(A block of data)
Begin
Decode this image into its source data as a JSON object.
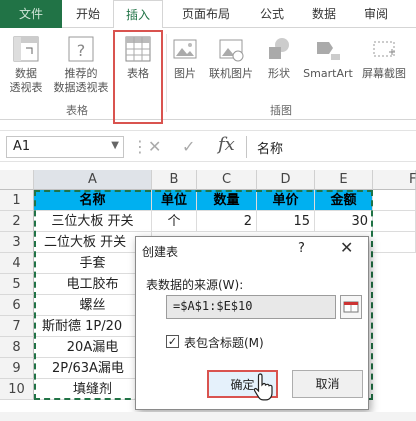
{
  "ribbon_tabs": {
    "file": "文件",
    "home": "开始",
    "insert": "插入",
    "page_layout": "页面布局",
    "formulas": "公式",
    "data": "数据",
    "review": "审阅"
  },
  "ribbon": {
    "pivot_table": "数据\n透视表",
    "recommended_pivot": "推荐的\n数据透视表",
    "table": "表格",
    "pictures": "图片",
    "online_pictures": "联机图片",
    "shapes": "形状",
    "smartart": "SmartArt",
    "screenshot": "屏幕截图",
    "group_tables": "表格",
    "group_illustrations": "插图"
  },
  "formula_bar": {
    "name_box": "A1",
    "content": "名称",
    "fx": "fx"
  },
  "columns": [
    "A",
    "B",
    "C",
    "D",
    "E",
    "F"
  ],
  "rows": [
    "1",
    "2",
    "3",
    "4",
    "5",
    "6",
    "7",
    "8",
    "9",
    "10"
  ],
  "table": {
    "headers": [
      "名称",
      "单位",
      "数量",
      "单价",
      "金额"
    ],
    "names": [
      "三位大板 开关",
      "二位大板 开关",
      "手套",
      "电工胶布",
      "螺丝",
      "斯耐德 1P/20",
      "20A漏电",
      "2P/63A漏电",
      "填缝剂"
    ],
    "row2": {
      "unit": "个",
      "qty": "2",
      "price": "15",
      "amount": "30"
    }
  },
  "dialog": {
    "title": "创建表",
    "help": "?",
    "close": "✕",
    "source_label": "表数据的来源(W):",
    "source_value": "=$A$1:$E$10",
    "checkbox_label": "表包含标题(M)",
    "checked": true,
    "ok": "确定",
    "cancel": "取消"
  },
  "colors": {
    "excel_green": "#217346",
    "header_fill": "#00b0f0",
    "highlight_red": "#d9534f"
  }
}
End
Task description ▸
Restate the full listing verbatim and drop every picture.

Exercise output ▸
Decode this image into its source data as a JSON object.
{
  "ribbon_tabs": {
    "file": "文件",
    "home": "开始",
    "insert": "插入",
    "page_layout": "页面布局",
    "formulas": "公式",
    "data": "数据",
    "review": "审阅"
  },
  "ribbon": {
    "pivot_table": "数据\n透视表",
    "recommended_pivot": "推荐的\n数据透视表",
    "table": "表格",
    "pictures": "图片",
    "online_pictures": "联机图片",
    "shapes": "形状",
    "smartart": "SmartArt",
    "screenshot": "屏幕截图",
    "group_tables": "表格",
    "group_illustrations": "插图"
  },
  "formula_bar": {
    "name_box": "A1",
    "content": "名称",
    "fx": "fx"
  },
  "columns": [
    "A",
    "B",
    "C",
    "D",
    "E",
    "F"
  ],
  "rows": [
    "1",
    "2",
    "3",
    "4",
    "5",
    "6",
    "7",
    "8",
    "9",
    "10"
  ],
  "table": {
    "headers": [
      "名称",
      "单位",
      "数量",
      "单价",
      "金额"
    ],
    "names": [
      "三位大板 开关",
      "二位大板 开关",
      "手套",
      "电工胶布",
      "螺丝",
      "斯耐德 1P/20",
      "20A漏电",
      "2P/63A漏电",
      "填缝剂"
    ],
    "row2": {
      "unit": "个",
      "qty": "2",
      "price": "15",
      "amount": "30"
    }
  },
  "dialog": {
    "title": "创建表",
    "help": "?",
    "close": "✕",
    "source_label": "表数据的来源(W):",
    "source_value": "=$A$1:$E$10",
    "checkbox_label": "表包含标题(M)",
    "checked": true,
    "ok": "确定",
    "cancel": "取消"
  },
  "colors": {
    "excel_green": "#217346",
    "header_fill": "#00b0f0",
    "highlight_red": "#d9534f"
  }
}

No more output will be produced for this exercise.